RECORDED INFORMATION ▸
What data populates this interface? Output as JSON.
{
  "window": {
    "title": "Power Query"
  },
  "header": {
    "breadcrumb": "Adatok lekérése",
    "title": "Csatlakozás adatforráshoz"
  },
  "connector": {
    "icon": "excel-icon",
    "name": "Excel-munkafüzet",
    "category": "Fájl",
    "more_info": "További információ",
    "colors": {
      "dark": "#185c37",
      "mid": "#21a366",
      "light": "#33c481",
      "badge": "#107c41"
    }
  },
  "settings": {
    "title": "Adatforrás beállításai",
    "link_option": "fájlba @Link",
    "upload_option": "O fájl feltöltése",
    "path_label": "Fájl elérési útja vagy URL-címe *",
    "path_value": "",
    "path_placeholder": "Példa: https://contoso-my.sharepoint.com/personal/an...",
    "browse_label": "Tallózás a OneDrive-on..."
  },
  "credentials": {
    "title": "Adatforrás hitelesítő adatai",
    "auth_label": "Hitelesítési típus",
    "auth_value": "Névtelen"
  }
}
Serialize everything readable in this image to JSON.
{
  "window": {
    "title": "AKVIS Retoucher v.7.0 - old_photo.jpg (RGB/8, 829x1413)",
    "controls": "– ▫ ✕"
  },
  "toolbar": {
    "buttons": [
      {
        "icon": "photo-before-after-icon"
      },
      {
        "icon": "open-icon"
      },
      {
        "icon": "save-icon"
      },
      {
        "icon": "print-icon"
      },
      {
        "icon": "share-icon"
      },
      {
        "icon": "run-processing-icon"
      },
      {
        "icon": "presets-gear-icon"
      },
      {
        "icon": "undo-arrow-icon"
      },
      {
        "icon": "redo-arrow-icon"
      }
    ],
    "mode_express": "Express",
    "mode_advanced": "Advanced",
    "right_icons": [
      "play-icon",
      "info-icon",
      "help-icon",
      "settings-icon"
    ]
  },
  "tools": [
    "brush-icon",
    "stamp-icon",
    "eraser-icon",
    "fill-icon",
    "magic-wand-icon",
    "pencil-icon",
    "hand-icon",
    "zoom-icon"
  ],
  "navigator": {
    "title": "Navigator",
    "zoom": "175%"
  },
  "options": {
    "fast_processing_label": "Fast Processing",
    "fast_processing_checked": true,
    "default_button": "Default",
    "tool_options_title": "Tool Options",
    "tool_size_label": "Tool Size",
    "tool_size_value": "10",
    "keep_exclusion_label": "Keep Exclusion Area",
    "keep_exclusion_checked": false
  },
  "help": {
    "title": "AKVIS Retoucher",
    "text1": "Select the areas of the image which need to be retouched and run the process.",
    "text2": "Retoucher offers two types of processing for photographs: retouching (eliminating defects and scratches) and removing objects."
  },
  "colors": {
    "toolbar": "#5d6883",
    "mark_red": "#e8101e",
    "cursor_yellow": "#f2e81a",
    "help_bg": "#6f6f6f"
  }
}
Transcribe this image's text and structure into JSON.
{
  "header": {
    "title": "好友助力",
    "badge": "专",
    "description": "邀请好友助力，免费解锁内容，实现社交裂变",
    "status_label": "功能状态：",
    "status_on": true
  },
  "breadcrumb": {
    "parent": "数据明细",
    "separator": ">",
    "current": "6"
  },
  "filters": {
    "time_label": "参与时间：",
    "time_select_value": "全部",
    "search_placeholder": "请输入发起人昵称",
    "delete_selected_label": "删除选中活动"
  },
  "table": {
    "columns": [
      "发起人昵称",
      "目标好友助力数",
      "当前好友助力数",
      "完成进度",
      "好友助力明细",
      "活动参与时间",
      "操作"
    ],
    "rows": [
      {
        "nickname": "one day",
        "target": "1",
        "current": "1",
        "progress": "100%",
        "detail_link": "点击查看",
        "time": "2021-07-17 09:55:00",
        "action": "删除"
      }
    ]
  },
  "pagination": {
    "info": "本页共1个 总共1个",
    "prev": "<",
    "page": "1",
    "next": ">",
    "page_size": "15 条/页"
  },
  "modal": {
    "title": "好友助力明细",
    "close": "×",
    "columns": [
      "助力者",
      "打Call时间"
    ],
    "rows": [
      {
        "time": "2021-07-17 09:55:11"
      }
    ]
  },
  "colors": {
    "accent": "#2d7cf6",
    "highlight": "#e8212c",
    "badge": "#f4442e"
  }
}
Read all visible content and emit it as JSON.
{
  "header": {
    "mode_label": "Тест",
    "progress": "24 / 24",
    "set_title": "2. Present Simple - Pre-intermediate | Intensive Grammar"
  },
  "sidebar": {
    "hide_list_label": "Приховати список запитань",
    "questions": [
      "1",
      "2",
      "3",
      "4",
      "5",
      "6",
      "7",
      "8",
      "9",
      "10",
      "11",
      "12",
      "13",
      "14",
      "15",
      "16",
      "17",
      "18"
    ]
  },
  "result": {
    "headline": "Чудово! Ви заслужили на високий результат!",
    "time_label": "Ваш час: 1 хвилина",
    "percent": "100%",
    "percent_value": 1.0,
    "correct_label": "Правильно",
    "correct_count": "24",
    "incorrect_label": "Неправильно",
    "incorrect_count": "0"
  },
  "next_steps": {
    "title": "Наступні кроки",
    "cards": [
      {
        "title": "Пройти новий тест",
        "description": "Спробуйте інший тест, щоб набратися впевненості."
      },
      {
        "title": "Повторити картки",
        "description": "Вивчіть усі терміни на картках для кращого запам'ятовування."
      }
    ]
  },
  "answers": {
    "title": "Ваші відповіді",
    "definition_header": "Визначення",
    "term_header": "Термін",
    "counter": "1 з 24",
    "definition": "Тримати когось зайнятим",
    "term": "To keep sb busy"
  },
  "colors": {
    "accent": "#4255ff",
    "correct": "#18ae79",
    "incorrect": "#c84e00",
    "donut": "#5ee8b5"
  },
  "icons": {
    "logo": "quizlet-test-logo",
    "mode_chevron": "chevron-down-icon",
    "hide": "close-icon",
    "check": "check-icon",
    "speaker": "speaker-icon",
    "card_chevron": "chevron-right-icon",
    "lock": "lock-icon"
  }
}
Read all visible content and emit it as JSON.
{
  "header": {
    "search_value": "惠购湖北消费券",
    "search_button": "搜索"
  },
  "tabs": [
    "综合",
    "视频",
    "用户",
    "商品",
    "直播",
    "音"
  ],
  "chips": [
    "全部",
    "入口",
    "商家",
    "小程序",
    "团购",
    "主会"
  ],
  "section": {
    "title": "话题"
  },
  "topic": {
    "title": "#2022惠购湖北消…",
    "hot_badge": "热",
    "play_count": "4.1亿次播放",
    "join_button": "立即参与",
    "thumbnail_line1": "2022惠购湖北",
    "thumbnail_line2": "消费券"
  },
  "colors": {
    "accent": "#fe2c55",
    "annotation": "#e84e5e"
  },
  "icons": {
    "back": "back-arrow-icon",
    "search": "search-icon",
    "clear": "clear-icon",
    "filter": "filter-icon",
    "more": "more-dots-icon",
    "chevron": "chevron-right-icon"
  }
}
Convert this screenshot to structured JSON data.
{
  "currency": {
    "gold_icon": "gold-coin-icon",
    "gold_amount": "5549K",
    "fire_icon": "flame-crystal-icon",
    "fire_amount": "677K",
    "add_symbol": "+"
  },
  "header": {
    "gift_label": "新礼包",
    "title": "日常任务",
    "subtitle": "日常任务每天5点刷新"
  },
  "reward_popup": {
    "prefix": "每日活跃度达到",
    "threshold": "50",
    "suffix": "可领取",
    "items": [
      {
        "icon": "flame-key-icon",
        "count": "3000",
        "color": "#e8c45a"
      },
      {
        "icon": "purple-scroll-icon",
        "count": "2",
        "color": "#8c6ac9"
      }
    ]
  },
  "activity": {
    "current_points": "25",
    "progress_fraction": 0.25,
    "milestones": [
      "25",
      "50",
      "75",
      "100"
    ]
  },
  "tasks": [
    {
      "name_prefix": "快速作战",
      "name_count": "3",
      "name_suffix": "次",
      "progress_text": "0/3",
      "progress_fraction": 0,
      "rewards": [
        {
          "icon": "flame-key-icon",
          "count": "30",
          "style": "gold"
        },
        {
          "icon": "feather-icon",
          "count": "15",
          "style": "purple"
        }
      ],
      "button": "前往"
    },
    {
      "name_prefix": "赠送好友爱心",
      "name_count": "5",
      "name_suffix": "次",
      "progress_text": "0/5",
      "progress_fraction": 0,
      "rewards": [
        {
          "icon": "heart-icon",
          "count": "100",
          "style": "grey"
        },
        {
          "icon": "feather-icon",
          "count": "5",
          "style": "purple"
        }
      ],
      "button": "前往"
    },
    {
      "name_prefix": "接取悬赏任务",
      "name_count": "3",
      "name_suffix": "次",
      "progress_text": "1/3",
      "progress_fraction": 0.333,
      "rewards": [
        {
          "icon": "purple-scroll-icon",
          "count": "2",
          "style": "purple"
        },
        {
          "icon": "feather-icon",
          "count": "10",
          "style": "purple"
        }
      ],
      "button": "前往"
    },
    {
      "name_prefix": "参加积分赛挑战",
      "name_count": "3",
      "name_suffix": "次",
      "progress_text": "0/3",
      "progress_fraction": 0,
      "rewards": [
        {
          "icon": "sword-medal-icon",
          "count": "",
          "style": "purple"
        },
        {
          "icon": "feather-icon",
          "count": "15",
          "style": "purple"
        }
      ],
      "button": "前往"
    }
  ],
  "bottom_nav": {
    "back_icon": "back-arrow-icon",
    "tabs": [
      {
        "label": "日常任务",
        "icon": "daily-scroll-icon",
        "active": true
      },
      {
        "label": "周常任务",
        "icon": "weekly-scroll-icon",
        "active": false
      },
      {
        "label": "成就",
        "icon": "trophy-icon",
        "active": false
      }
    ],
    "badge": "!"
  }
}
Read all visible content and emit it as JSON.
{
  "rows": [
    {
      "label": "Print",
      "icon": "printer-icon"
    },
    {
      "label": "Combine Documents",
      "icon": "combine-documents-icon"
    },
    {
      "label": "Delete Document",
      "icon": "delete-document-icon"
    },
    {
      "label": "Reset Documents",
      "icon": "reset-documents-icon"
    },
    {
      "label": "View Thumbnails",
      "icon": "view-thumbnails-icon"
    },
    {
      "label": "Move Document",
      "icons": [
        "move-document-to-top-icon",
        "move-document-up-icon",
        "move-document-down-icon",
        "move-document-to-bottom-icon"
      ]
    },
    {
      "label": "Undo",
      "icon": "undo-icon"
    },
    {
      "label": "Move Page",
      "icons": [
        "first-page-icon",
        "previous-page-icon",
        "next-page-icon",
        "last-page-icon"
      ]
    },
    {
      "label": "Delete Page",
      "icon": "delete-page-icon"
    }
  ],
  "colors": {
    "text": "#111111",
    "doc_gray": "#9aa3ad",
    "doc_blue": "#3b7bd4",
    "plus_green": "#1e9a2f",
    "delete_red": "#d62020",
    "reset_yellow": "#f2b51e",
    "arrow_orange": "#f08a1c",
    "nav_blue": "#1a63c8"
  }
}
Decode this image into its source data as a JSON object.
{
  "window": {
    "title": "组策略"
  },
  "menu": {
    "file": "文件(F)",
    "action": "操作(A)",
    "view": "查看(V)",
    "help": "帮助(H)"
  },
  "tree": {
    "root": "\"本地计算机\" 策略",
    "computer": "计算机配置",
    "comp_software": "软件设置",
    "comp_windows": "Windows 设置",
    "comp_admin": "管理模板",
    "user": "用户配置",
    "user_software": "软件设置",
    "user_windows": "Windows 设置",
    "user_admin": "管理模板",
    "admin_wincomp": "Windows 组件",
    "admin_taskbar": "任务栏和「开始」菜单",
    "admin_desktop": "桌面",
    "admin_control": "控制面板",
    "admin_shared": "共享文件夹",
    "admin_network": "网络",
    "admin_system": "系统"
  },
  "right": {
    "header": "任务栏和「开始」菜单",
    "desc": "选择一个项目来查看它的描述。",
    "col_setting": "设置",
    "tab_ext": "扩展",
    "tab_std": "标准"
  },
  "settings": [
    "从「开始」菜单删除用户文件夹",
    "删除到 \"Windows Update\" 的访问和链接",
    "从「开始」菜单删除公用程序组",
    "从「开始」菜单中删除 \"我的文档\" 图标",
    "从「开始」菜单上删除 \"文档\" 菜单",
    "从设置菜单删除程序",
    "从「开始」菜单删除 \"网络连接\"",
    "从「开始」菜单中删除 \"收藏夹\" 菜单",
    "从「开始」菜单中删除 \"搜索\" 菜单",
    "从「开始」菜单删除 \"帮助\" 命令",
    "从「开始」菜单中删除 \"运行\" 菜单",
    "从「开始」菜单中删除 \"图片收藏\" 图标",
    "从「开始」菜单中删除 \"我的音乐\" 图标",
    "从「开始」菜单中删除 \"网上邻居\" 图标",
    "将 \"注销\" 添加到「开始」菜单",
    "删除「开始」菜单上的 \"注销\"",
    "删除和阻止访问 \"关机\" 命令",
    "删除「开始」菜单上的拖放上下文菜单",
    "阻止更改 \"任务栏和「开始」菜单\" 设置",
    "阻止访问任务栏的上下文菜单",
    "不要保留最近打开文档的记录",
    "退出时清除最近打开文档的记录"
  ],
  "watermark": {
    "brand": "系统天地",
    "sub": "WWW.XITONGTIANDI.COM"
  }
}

TASK PROMPT ▸ Each line above that holds the string "Retoucher" should be copied and shown.

OUTPUT OF THE EXERCISE ▸
    "title": "AKVIS Retoucher v.7.0 - old_photo.jpg (RGB/8, 829x1413)",
    "title": "AKVIS Retoucher",
    "text2": "Retoucher offers two types of processing for photographs: retouching (eliminating defects and scratches) and removing objects."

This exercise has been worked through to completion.